*** Rows

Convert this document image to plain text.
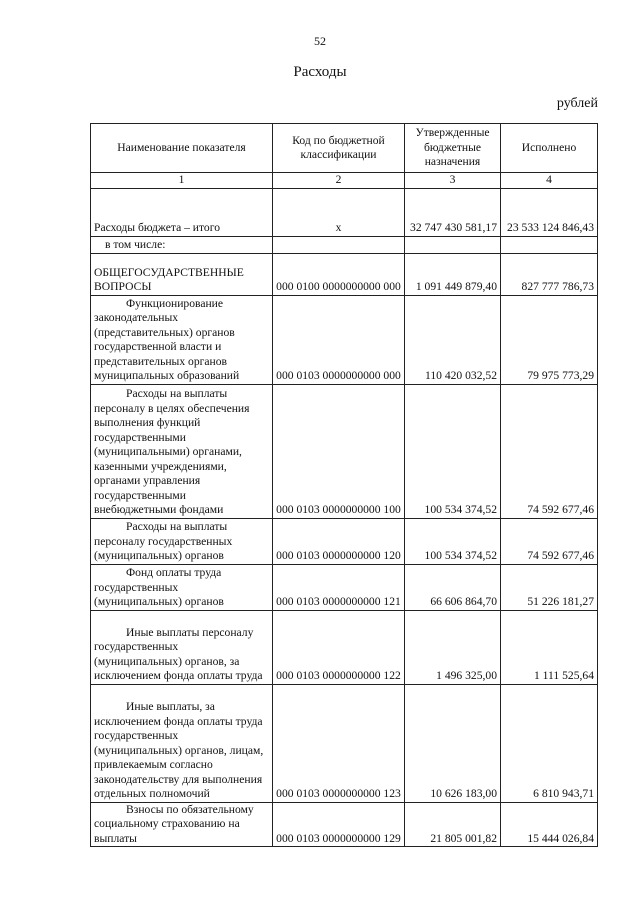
52
Расходы
рублей
Наименование показателя	Код по бюджетной классификации	Утвержденные бюджетные назначения	Исполнено
1	2	3	4
Расходы бюджета – итого	x	32 747 430 581,17	23 533 124 846,43
в том числе:			
ОБЩЕГОСУДАРСТВЕННЫЕ ВОПРОСЫ	000 0100 0000000000 000	1 091 449 879,40	827 777 786,73

Функционирование законодательных (представительных) органов государственной власти и представительных органов муниципальных образований	000 0103 0000000000 000	110 420 032,52	79 975 773,29

Расходы на выплаты персоналу в целях обеспечения выполнения функций государственными (муниципальными) органами, казенными учреждениями, органами управления государственными внебюджетными фондами	000 0103 0000000000 100	100 534 374,52	74 592 677,46

Расходы на выплаты персоналу государственных (муниципальных) органов	000 0103 0000000000 120	100 534 374,52	74 592 677,46

Фонд оплаты труда государственных (муниципальных) органов	000 0103 0000000000 121	66 606 864,70	51 226 181,27

Иные выплаты персоналу государственных (муниципальных) органов, за исключением фонда оплаты труда	000 0103 0000000000 122	1 496 325,00	1 111 525,64

Иные выплаты, за исключением фонда оплаты труда государственных (муниципальных) органов, лицам, привлекаемым согласно законодательству для выполнения отдельных полномочий	000 0103 0000000000 123	10 626 183,00	6 810 943,71

Взносы по обязательному социальному страхованию на выплаты	000 0103 0000000000 129	21 805 001,82	15 444 026,84
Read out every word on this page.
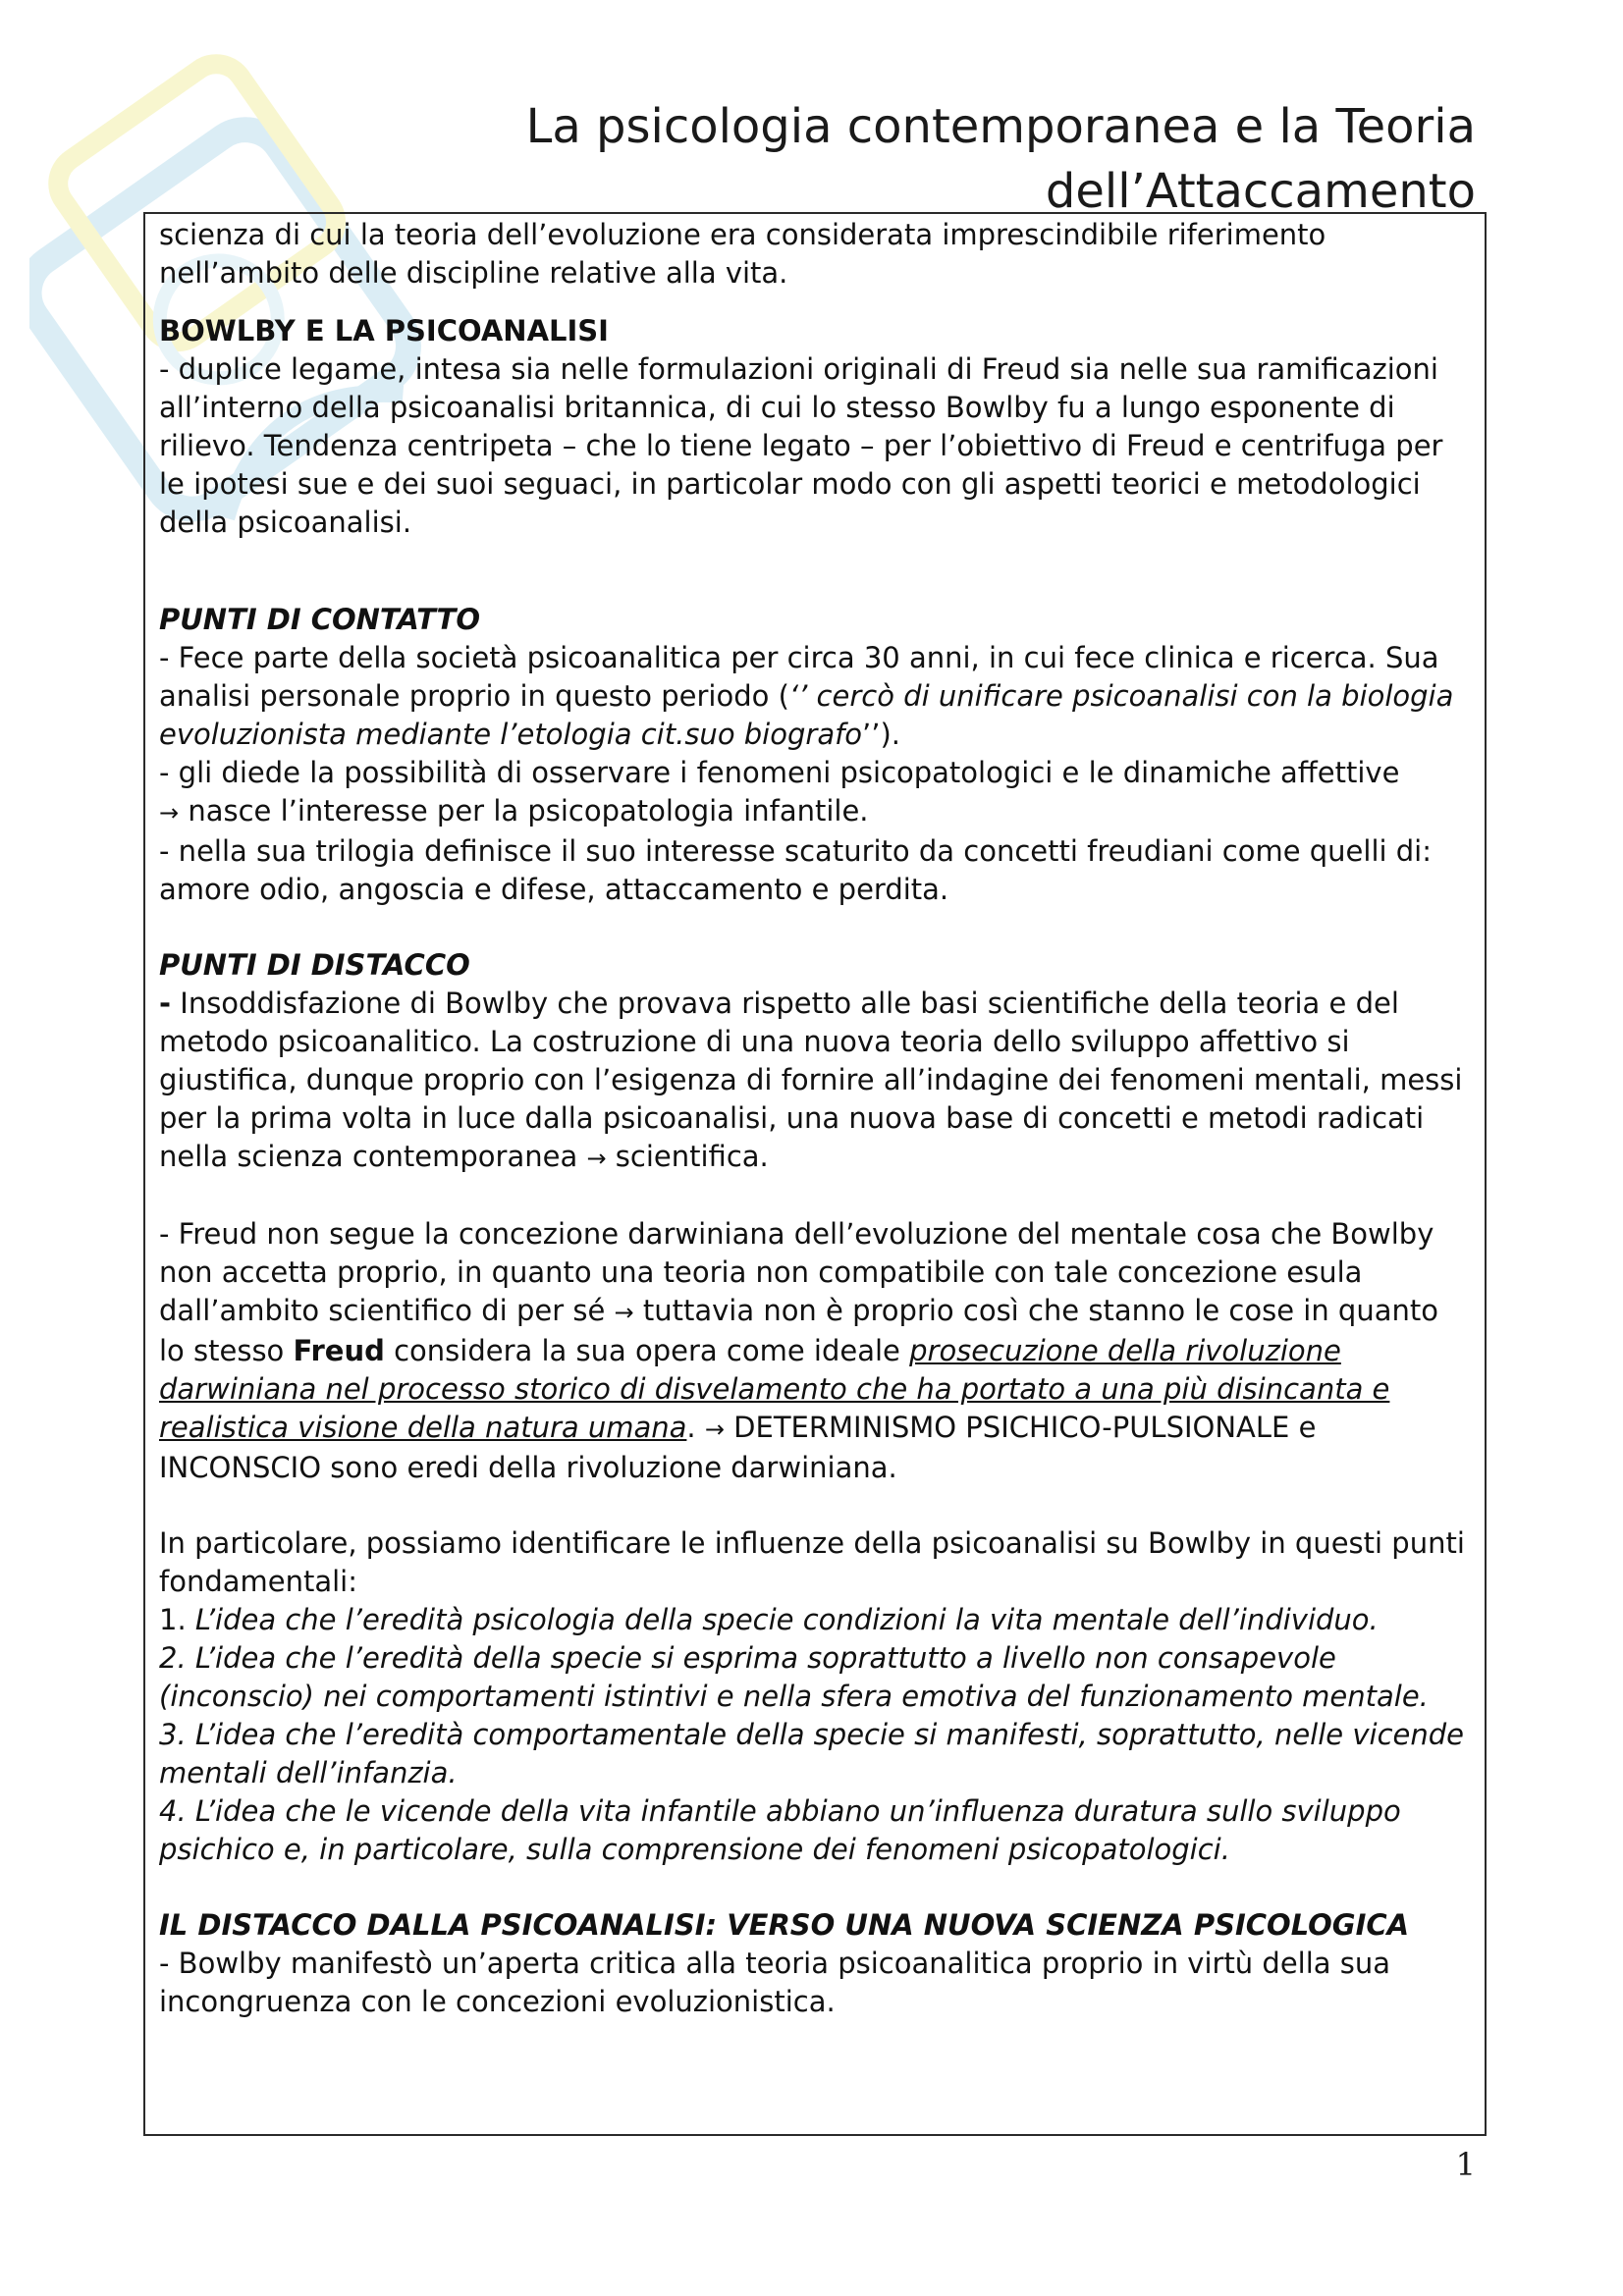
La psicologia contemporanea e la Teoria
dell’Attaccamento

scienza di cui la teoria dell’evoluzione era considerata imprescindibile riferimento nell’ambito delle discipline relative alla vita.

BOWLBY E LA PSICOANALISI

- duplice legame, intesa sia nelle formulazioni originali di Freud sia nelle sua ramificazioni all’interno della psicoanalisi britannica, di cui lo stesso Bowlby fu a lungo esponente di rilievo. Tendenza centripeta – che lo tiene legato – per l’obiettivo di Freud e centrifuga per le ipotesi sue e dei suoi seguaci, in particolar modo con gli aspetti teorici e metodologici della psicoanalisi.

PUNTI DI CONTATTO

- Fece parte della società psicoanalitica per circa 30 anni, in cui fece clinica e ricerca. Sua analisi personale proprio in questo periodo (‘’ cercò di unificare psicoanalisi con la biologia evoluzionista mediante l’etologia cit.suo biografo’’).

- gli diede la possibilità di osservare i fenomeni psicopatologici e le dinamiche affettive
→ nasce l’interesse per la psicopatologia infantile.

- nella sua trilogia definisce il suo interesse scaturito da concetti freudiani come quelli di: amore odio, angoscia e difese, attaccamento e perdita.

PUNTI DI DISTACCO

- Insoddisfazione di Bowlby che provava rispetto alle basi scientifiche della teoria e del metodo psicoanalitico. La costruzione di una nuova teoria dello sviluppo affettivo si giustifica, dunque proprio con l’esigenza di fornire all’indagine dei fenomeni mentali, messi per la prima volta in luce dalla psicoanalisi, una nuova base di concetti e metodi radicati nella scienza contemporanea → scientifica.

- Freud non segue la concezione darwiniana dell’evoluzione del mentale cosa che Bowlby non accetta proprio, in quanto una teoria non compatibile con tale concezione esula dall’ambito scientifico di per sé → tuttavia non è proprio così che stanno le cose in quanto lo stesso Freud considera la sua opera come ideale prosecuzione della rivoluzione darwiniana nel processo storico di disvelamento che ha portato a una più disincanta e realistica visione della natura umana. → DETERMINISMO PSICHICO-PULSIONALE e INCONSCIO sono eredi della rivoluzione darwiniana.

In particolare, possiamo identificare le influenze della psicoanalisi su Bowlby in questi punti fondamentali:

1. L’idea che l’eredità psicologia della specie condizioni la vita mentale dell’individuo.

2. L’idea che l’eredità della specie si esprima soprattutto a livello non consapevole (inconscio) nei comportamenti istintivi e nella sfera emotiva del funzionamento mentale.

3. L’idea che l’eredità comportamentale della specie si manifesti, soprattutto, nelle vicende mentali dell’infanzia.

4. L’idea che le vicende della vita infantile abbiano un’influenza duratura sullo sviluppo psichico e, in particolare, sulla comprensione dei fenomeni psicopatologici.

IL DISTACCO DALLA PSICOANALISI: VERSO UNA NUOVA SCIENZA PSICOLOGICA

- Bowlby manifestò un’aperta critica alla teoria psicoanalitica proprio in virtù della sua incongruenza con le concezioni evoluzionistica.

1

******

* **Instructions to follow**:
Leave out the pictures and transcribe the entries above exactly.

* **Written answer**:
Convert this document image to plain text.
52
Расходы
рублей
Наименование показателя	Код по бюджетной классификации	Утвержденные бюджетные назначения	Исполнено
1	2	3	4
Расходы бюджета – итого	x	32 747 430 581,17	23 533 124 846,43
в том числе:			
ОБЩЕГОСУДАРСТВЕННЫЕ ВОПРОСЫ	000 0100 0000000000 000	1 091 449 879,40	827 777 786,73

Функционирование законодательных (представительных) органов государственной власти и представительных органов муниципальных образований	000 0103 0000000000 000	110 420 032,52	79 975 773,29

Расходы на выплаты персоналу в целях обеспечения выполнения функций государственными (муниципальными) органами, казенными учреждениями, органами управления государственными внебюджетными фондами	000 0103 0000000000 100	100 534 374,52	74 592 677,46

Расходы на выплаты персоналу государственных (муниципальных) органов	000 0103 0000000000 120	100 534 374,52	74 592 677,46

Фонд оплаты труда государственных (муниципальных) органов	000 0103 0000000000 121	66 606 864,70	51 226 181,27

Иные выплаты персоналу государственных (муниципальных) органов, за исключением фонда оплаты труда	000 0103 0000000000 122	1 496 325,00	1 111 525,64

Иные выплаты, за исключением фонда оплаты труда государственных (муниципальных) органов, лицам, привлекаемым согласно законодательству для выполнения отдельных полномочий	000 0103 0000000000 123	10 626 183,00	6 810 943,71

Взносы по обязательному социальному страхованию на выплаты	000 0103 0000000000 129	21 805 001,82	15 444 026,84
Read out every word on this page.
La psicologia contemporanea e la Teoria
dell’Attaccamento

scienza di cui la teoria dell’evoluzione era considerata imprescindibile riferimento nell’ambito delle discipline relative alla vita.

BOWLBY E LA PSICOANALISI

- duplice legame, intesa sia nelle formulazioni originali di Freud sia nelle sua ramificazioni all’interno della psicoanalisi britannica, di cui lo stesso Bowlby fu a lungo esponente di rilievo. Tendenza centripeta – che lo tiene legato – per l’obiettivo di Freud e centrifuga per le ipotesi sue e dei suoi seguaci, in particolar modo con gli aspetti teorici e metodologici della psicoanalisi.

PUNTI DI CONTATTO

- Fece parte della società psicoanalitica per circa 30 anni, in cui fece clinica e ricerca. Sua analisi personale proprio in questo periodo (‘’ cercò di unificare psicoanalisi con la biologia evoluzionista mediante l’etologia cit.suo biografo’’).

- gli diede la possibilità di osservare i fenomeni psicopatologici e le dinamiche affettive
→ nasce l’interesse per la psicopatologia infantile.

- nella sua trilogia definisce il suo interesse scaturito da concetti freudiani come quelli di: amore odio, angoscia e difese, attaccamento e perdita.

PUNTI DI DISTACCO

- Insoddisfazione di Bowlby che provava rispetto alle basi scientifiche della teoria e del metodo psicoanalitico. La costruzione di una nuova teoria dello sviluppo affettivo si giustifica, dunque proprio con l’esigenza di fornire all’indagine dei fenomeni mentali, messi per la prima volta in luce dalla psicoanalisi, una nuova base di concetti e metodi radicati nella scienza contemporanea → scientifica.

- Freud non segue la concezione darwiniana dell’evoluzione del mentale cosa che Bowlby non accetta proprio, in quanto una teoria non compatibile con tale concezione esula dall’ambito scientifico di per sé → tuttavia non è proprio così che stanno le cose in quanto lo stesso Freud considera la sua opera come ideale prosecuzione della rivoluzione darwiniana nel processo storico di disvelamento che ha portato a una più disincanta e realistica visione della natura umana. → DETERMINISMO PSICHICO-PULSIONALE e INCONSCIO sono eredi della rivoluzione darwiniana.

In particolare, possiamo identificare le influenze della psicoanalisi su Bowlby in questi punti fondamentali:

1. L’idea che l’eredità psicologia della specie condizioni la vita mentale dell’individuo.

2. L’idea che l’eredità della specie si esprima soprattutto a livello non consapevole (inconscio) nei comportamenti istintivi e nella sfera emotiva del funzionamento mentale.

3. L’idea che l’eredità comportamentale della specie si manifesti, soprattutto, nelle vicende mentali dell’infanzia.

4. L’idea che le vicende della vita infantile abbiano un’influenza duratura sullo sviluppo psichico e, in particolare, sulla comprensione dei fenomeni psicopatologici.

IL DISTACCO DALLA PSICOANALISI: VERSO UNA NUOVA SCIENZA PSICOLOGICA

- Bowlby manifestò un’aperta critica alla teoria psicoanalitica proprio in virtù della sua incongruenza con le concezioni evoluzionistica.

1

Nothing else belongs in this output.